_GOAL OF THE EXERCISE_
In the rows below, present as a numbered list the lines between the line holding "vendor-item-row[interactable]: ⟍ Lockpick" and the line holding "item-name: Saucco (4)", inclusive, leaving out any blank lines.
─── PROVIDED DATA
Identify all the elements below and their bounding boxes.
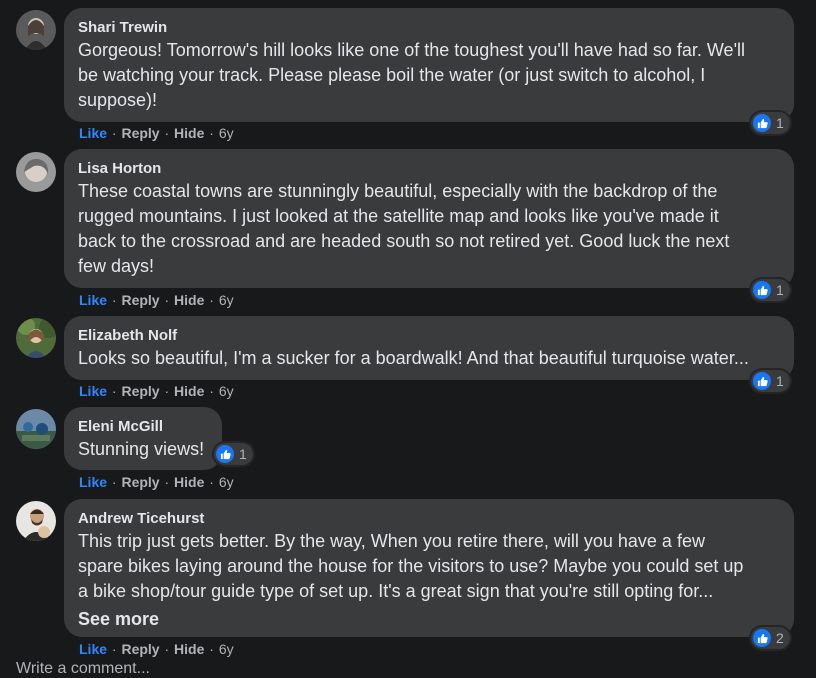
comment-line: rugged mountains. I just looked at the s… — [78, 206, 719, 226]
comment-bubble: Andrew Ticehurst This trip just gets bet… — [64, 499, 794, 637]
comment-actions: Like · Reply · Hide · 6y — [79, 640, 234, 658]
thumbs-up-icon — [753, 372, 771, 390]
avatar[interactable] — [16, 318, 56, 358]
hide-button[interactable]: Hide — [174, 125, 204, 141]
separator: · — [111, 641, 117, 657]
comment-line: Gorgeous! Tomorrow's hill looks like one… — [78, 40, 746, 60]
reaction-count-value: 1 — [239, 446, 247, 462]
separator: · — [209, 292, 214, 308]
comment-author[interactable]: Shari Trewin — [78, 18, 780, 38]
avatar[interactable] — [16, 501, 56, 541]
reaction-count[interactable]: 1 — [751, 279, 790, 301]
comment-author[interactable]: Lisa Horton — [78, 159, 780, 179]
comment-actions: Like · Reply · Hide · 6y — [79, 382, 234, 400]
separator: · — [164, 125, 170, 141]
comment-age[interactable]: 6y — [219, 125, 234, 141]
reaction-count-value: 1 — [776, 115, 784, 131]
hide-button[interactable]: Hide — [174, 383, 204, 399]
comment-actions: Like · Reply · Hide · 6y — [79, 124, 234, 142]
avatar[interactable] — [16, 10, 56, 50]
thumbs-up-icon — [753, 281, 771, 299]
reaction-count[interactable]: 1 — [214, 443, 253, 465]
separator: · — [209, 383, 214, 399]
comment-age[interactable]: 6y — [219, 641, 234, 657]
comment-text: Gorgeous! Tomorrow's hill looks like one… — [78, 38, 780, 113]
see-more-link[interactable]: See more — [78, 606, 780, 632]
avatar[interactable] — [16, 409, 56, 449]
separator: · — [209, 125, 214, 141]
comment-bubble: Eleni McGill Stunning views! — [64, 407, 222, 470]
like-button[interactable]: Like — [79, 292, 107, 308]
comment-text: This trip just gets better. By the way, … — [78, 529, 780, 604]
comment-text: Stunning views! — [78, 437, 208, 462]
separator: · — [111, 383, 117, 399]
separator: · — [111, 125, 117, 141]
reaction-count[interactable]: 1 — [751, 370, 790, 392]
comment-line: a bike shop/tour guide type of set up. I… — [78, 581, 714, 601]
separator: · — [164, 383, 170, 399]
hide-button[interactable]: Hide — [174, 474, 204, 490]
comment-text: These coastal towns are stunningly beaut… — [78, 179, 780, 279]
reaction-count-value: 1 — [776, 282, 784, 298]
comment-bubble: Lisa Horton These coastal towns are stun… — [64, 149, 794, 288]
separator: · — [209, 474, 214, 490]
write-comment-input[interactable]: Write a comment... — [16, 660, 150, 678]
comment-line: This trip just gets better. By the way, … — [78, 531, 705, 551]
separator: · — [209, 641, 214, 657]
reaction-count-value: 1 — [776, 373, 784, 389]
comment-line: These coastal towns are stunningly beaut… — [78, 181, 718, 201]
hide-button[interactable]: Hide — [174, 292, 204, 308]
comment-author[interactable]: Eleni McGill — [78, 417, 208, 437]
reply-button[interactable]: Reply — [121, 641, 159, 657]
comment-line: be watching your track. Please please bo… — [78, 65, 706, 85]
like-button[interactable]: Like — [79, 474, 107, 490]
separator: · — [164, 474, 170, 490]
hide-button[interactable]: Hide — [174, 641, 204, 657]
separator: · — [111, 292, 117, 308]
reply-button[interactable]: Reply — [121, 474, 159, 490]
comment-actions: Like · Reply · Hide · 6y — [79, 291, 234, 309]
like-button[interactable]: Like — [79, 383, 107, 399]
comment-age[interactable]: 6y — [219, 383, 234, 399]
reply-button[interactable]: Reply — [121, 292, 159, 308]
like-button[interactable]: Like — [79, 125, 107, 141]
thumbs-up-icon — [753, 114, 771, 132]
comment-line: Looks so beautiful, I'm a sucker for a b… — [78, 348, 749, 368]
comment-bubble: Elizabeth Nolf Looks so beautiful, I'm a… — [64, 316, 794, 380]
comment-author[interactable]: Andrew Ticehurst — [78, 509, 780, 529]
comment-line: few days! — [78, 256, 155, 276]
thumbs-up-icon — [216, 445, 234, 463]
comment-line: back to the crossroad and are headed sou… — [78, 231, 730, 251]
reaction-count[interactable]: 1 — [751, 112, 790, 134]
separator: · — [164, 641, 170, 657]
comment-age[interactable]: 6y — [219, 474, 234, 490]
comment-line: suppose)! — [78, 90, 158, 110]
like-button[interactable]: Like — [79, 641, 107, 657]
comment-bubble: Shari Trewin Gorgeous! Tomorrow's hill l… — [64, 8, 794, 122]
reply-button[interactable]: Reply — [121, 125, 159, 141]
comment-line: spare bikes laying around the house for … — [78, 556, 744, 576]
comment-actions: Like · Reply · Hide · 6y — [79, 473, 234, 491]
separator: · — [164, 292, 170, 308]
comment-text: Looks so beautiful, I'm a sucker for a b… — [78, 346, 780, 371]
comment-line: Stunning views! — [78, 439, 205, 459]
comment-author[interactable]: Elizabeth Nolf — [78, 326, 780, 346]
separator: · — [111, 474, 117, 490]
thumbs-up-icon — [753, 629, 771, 647]
reply-button[interactable]: Reply — [121, 383, 159, 399]
reaction-count-value: 2 — [776, 630, 784, 646]
reaction-count[interactable]: 2 — [751, 627, 790, 649]
avatar[interactable] — [16, 152, 56, 192]
comment-age[interactable]: 6y — [219, 292, 234, 308]
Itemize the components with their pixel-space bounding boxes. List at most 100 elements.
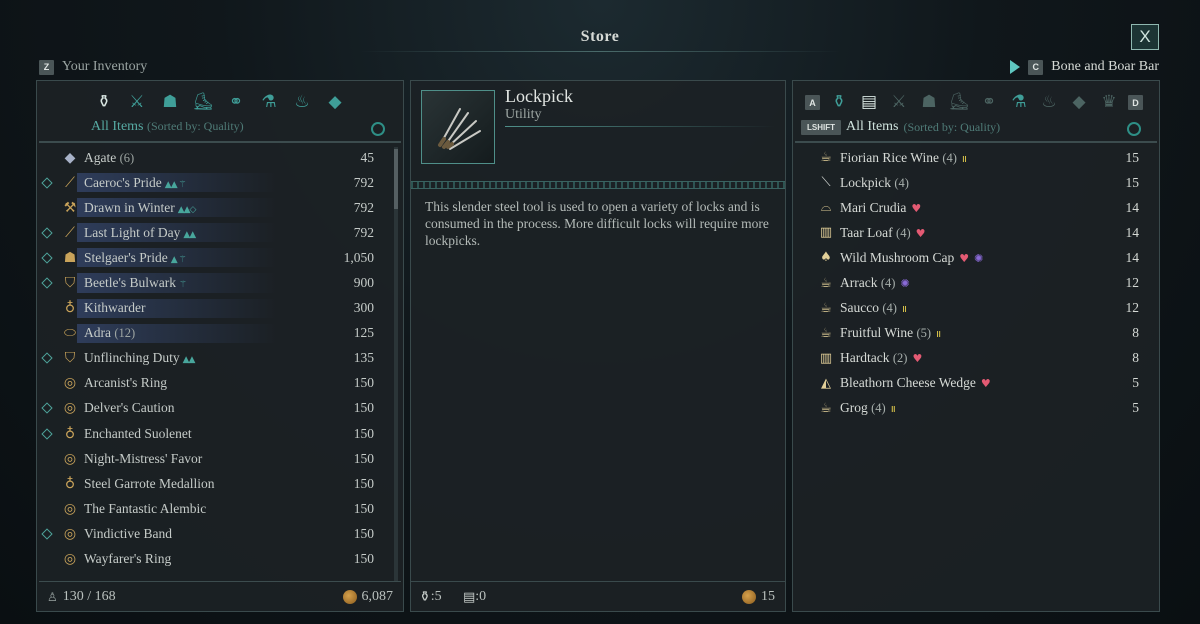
vendor-item-row[interactable]: ⟍ Lockpick (4) 15: [795, 170, 1157, 195]
vendor-item-row[interactable]: ☕ Saucco (4) ıı 12: [795, 296, 1157, 321]
item-name-text: The Fantastic Alembic: [84, 500, 207, 516]
sword-icon[interactable]: ⚔: [126, 91, 148, 113]
inventory-item-row[interactable]: ⛉ Beetle's Bulwark ⚚ 900: [39, 270, 394, 295]
item-value: 12: [1125, 300, 1140, 316]
potion-icon[interactable]: ⚗: [1008, 91, 1030, 113]
item-name: The Fantastic Alembic: [84, 501, 206, 517]
ring-icon[interactable]: ⚭: [225, 91, 247, 113]
vendor-settings-icon[interactable]: [1127, 122, 1141, 136]
item-value: 150: [353, 400, 374, 416]
item-name: Saucco (4) ıı: [840, 300, 907, 316]
inventory-item-row[interactable]: ♁ Kithwarder 300: [39, 296, 394, 321]
item-value: 150: [353, 525, 374, 541]
vendor-name[interactable]: Bone and Boar Bar: [1051, 59, 1159, 75]
inventory-header: Z Your Inventory: [39, 59, 147, 75]
sword-icon[interactable]: ⚔: [888, 91, 910, 113]
armor-icon[interactable]: ☗: [918, 91, 940, 113]
inventory-item-row[interactable]: ◎ Vindictive Band 150: [39, 521, 394, 546]
item-value: 14: [1125, 199, 1140, 215]
item-name-text: Vindictive Band: [84, 525, 173, 541]
item-count: (12): [114, 326, 136, 341]
vendor-item-row[interactable]: ♠ Wild Mushroom Cap ♥ ✺ 14: [795, 245, 1157, 270]
prev-category-key[interactable]: A: [805, 95, 820, 110]
inventory-scrollbar[interactable]: [394, 147, 398, 581]
bread-icon: ▥: [819, 225, 833, 241]
vendor-item-row[interactable]: ◭ Bleathorn Cheese Wedge ♥ 5: [795, 371, 1157, 396]
next-category-key[interactable]: D: [1128, 95, 1143, 110]
potion-icon[interactable]: ⚗: [258, 91, 280, 113]
item-name: Arcanist's Ring: [84, 375, 167, 391]
gem-icon[interactable]: ◆: [1068, 91, 1090, 113]
item-name-text: Hardtack: [840, 350, 890, 366]
crown-icon[interactable]: ♛: [1098, 91, 1120, 113]
item-name-text: Stelgaer's Pride: [84, 249, 168, 265]
item-name-text: Unflinching Duty: [84, 350, 180, 366]
item-value: 150: [353, 500, 374, 516]
coin-icon: [742, 590, 756, 604]
lamp-icon[interactable]: ♨: [1038, 91, 1060, 113]
vendor-key-hint: C: [1028, 59, 1044, 75]
ring-icon[interactable]: ⚭: [978, 91, 1000, 113]
ornament-divider: [411, 181, 785, 189]
inventory-label[interactable]: Your Inventory: [62, 59, 147, 75]
bag-icon[interactable]: ⚱: [828, 91, 850, 113]
drink-icon: ☕: [820, 300, 832, 316]
inventory-item-row[interactable]: ⟋ Caeroc's Pride ▲▲ ⚚ 792: [39, 170, 394, 195]
vendor-item-row[interactable]: ▥ Taar Loaf (4) ♥ 14: [795, 220, 1157, 245]
amulet-icon: ♁: [64, 425, 76, 442]
inventory-item-row[interactable]: ☗ Stelgaer's Pride ▲ ⚚ 1,050: [39, 245, 394, 270]
item-count: (5): [916, 326, 932, 341]
item-name: Lockpick (4): [840, 175, 909, 191]
dish-icon: ⌓: [820, 200, 832, 216]
vendor-item-row[interactable]: ☕ Fruitful Wine (5) ıı 8: [795, 321, 1157, 346]
boot-icon[interactable]: ⛸: [192, 91, 214, 113]
inventory-item-row[interactable]: ⟋ Last Light of Day ▲▲ 792: [39, 220, 394, 245]
inventory-item-row[interactable]: ⚒ Drawn in Winter ▲▲◇ 792: [39, 195, 394, 220]
ore-icon: ⬭: [64, 325, 76, 342]
item-name-text: Adra: [84, 325, 111, 341]
gem-icon[interactable]: ◆: [324, 91, 346, 113]
inventory-item-row[interactable]: ◎ Wayfarer's Ring 150: [39, 547, 394, 572]
item-count: (4): [871, 401, 886, 416]
vendor-item-row[interactable]: ⌓ Mari Crudia ♥ 14: [795, 195, 1157, 220]
boot-icon[interactable]: ⛸: [948, 91, 970, 113]
amulet-icon: ♁: [64, 300, 76, 317]
bag-icon[interactable]: ⚱: [93, 91, 115, 113]
item-perk-icons: ▲▲ ⚚: [164, 179, 187, 190]
inventory-category-bar: ⚱ ⚔ ☗ ⛸ ⚭ ⚗ ♨ ◆: [93, 91, 346, 113]
vendor-item-row[interactable]: ☕ Arrack (4) ✺ 12: [795, 270, 1157, 295]
inventory-item-row[interactable]: ♁ Steel Garrote Medallion 150: [39, 471, 394, 496]
inventory-item-row[interactable]: ♁ Enchanted Suolenet 150: [39, 421, 394, 446]
item-name-text: Grog: [840, 400, 868, 416]
vendor-item-row[interactable]: ▥ Hardtack (2) ♥ 8: [795, 346, 1157, 371]
inventory-item-row[interactable]: ⬭ Adra (12) 125: [39, 321, 394, 346]
inventory-item-row[interactable]: ◆ Agate (6) 45: [39, 145, 394, 170]
vendor-item-row[interactable]: ☕ Grog (4) ıı 5: [795, 396, 1157, 421]
chest-icon[interactable]: ▤: [858, 91, 880, 113]
spiral-perk-icon: ✺: [974, 251, 984, 265]
armor-icon[interactable]: ☗: [159, 91, 181, 113]
item-name: Delver's Caution: [84, 400, 175, 416]
inventory-item-row[interactable]: ◎ Arcanist's Ring 150: [39, 371, 394, 396]
vendor-sort-label[interactable]: LSHIFT All Items (Sorted by: Quality): [801, 119, 1000, 135]
item-name: Mari Crudia ♥: [840, 200, 921, 216]
item-name: Kithwarder: [84, 300, 145, 316]
inventory-settings-icon[interactable]: [371, 122, 385, 136]
item-name: Bleathorn Cheese Wedge ♥: [840, 375, 991, 391]
lamp-icon[interactable]: ♨: [291, 91, 313, 113]
inventory-sort-label[interactable]: All Items (Sorted by: Quality): [91, 119, 244, 135]
inventory-scroll-thumb[interactable]: [394, 149, 398, 209]
inventory-item-row[interactable]: ◎ The Fantastic Alembic 150: [39, 496, 394, 521]
stat-a-value: :5: [430, 589, 442, 604]
inventory-item-row[interactable]: ◎ Delver's Caution 150: [39, 396, 394, 421]
heart-perk-icon: ♥: [915, 226, 926, 240]
close-button[interactable]: X: [1131, 24, 1159, 50]
inventory-item-row[interactable]: ◎ Night-Mistress' Favor 150: [39, 446, 394, 471]
item-name: Steel Garrote Medallion: [84, 476, 214, 492]
inventory-item-row[interactable]: ⛉ Unflinching Duty ▲▲ 135: [39, 346, 394, 371]
title-divider: [360, 51, 840, 52]
item-value: 8: [1132, 325, 1139, 341]
vendor-item-row[interactable]: ☕ Fiorian Rice Wine (4) ıı 15: [795, 145, 1157, 170]
vendor-panel: A ⚱ ▤ ⚔ ☗ ⛸ ⚭ ⚗ ♨ ◆ ♛ D LSHIFT All Items…: [792, 80, 1160, 612]
spiral-perk-icon: ✺: [900, 277, 910, 291]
──────
_EXERCISE RESPONSE_
1. vendor-item-row[interactable]: ⟍ Lockpick (4) 15: [795, 170, 1157, 195]
2. vendor-item-row[interactable]: ☕ Saucco (4) ıı 12: [795, 296, 1157, 321]
3. item-name-text: The Fantastic Alembic: [84, 500, 207, 516]
4. sword-icon[interactable]: ⚔: [126, 91, 148, 113]
5. inventory-item-row[interactable]: ⛉ Beetle's Bulwark ⚚ 900: [39, 270, 394, 295]
6. item-value: 12: [1125, 300, 1140, 316]
7. potion-icon[interactable]: ⚗: [1008, 91, 1030, 113]
8. item-name: The Fantastic Alembic: [84, 501, 206, 517]
9. ring-icon[interactable]: ⚭: [225, 91, 247, 113]
10. vendor-settings-icon[interactable]: [1127, 122, 1141, 136]
11. item-value: 150: [353, 400, 374, 416]
12. item-name: Saucco (4) ıı: [840, 300, 907, 316]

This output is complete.